(Recorded data)
* Begin *

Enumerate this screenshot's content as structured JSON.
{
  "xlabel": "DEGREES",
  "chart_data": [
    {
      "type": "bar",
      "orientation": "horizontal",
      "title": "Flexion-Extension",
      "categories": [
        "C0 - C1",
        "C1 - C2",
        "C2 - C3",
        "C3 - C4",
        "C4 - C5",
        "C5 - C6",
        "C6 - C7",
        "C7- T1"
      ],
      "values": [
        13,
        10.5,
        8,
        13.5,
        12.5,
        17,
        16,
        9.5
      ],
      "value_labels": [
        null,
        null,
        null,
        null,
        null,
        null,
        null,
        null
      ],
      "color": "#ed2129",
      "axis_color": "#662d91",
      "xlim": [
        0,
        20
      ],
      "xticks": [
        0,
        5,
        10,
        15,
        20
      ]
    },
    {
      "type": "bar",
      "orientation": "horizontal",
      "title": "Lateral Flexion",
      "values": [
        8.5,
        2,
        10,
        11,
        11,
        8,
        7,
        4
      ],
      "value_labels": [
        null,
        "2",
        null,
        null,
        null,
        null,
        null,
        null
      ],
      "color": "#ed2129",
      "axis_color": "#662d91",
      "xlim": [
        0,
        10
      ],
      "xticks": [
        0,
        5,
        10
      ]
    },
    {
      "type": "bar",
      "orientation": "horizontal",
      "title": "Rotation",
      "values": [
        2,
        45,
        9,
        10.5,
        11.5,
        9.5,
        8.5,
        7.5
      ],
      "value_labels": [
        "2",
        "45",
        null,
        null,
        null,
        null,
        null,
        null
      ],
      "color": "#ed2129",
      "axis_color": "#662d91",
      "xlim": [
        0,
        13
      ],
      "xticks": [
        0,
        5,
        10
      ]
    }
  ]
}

* End *

EXERCISE AIM :: Find the word "Flexion" and list each line it appears in.

ANSWER FOR THE TASK ::
      "title": "Flexion-Extension",
      "title": "Lateral Flexion",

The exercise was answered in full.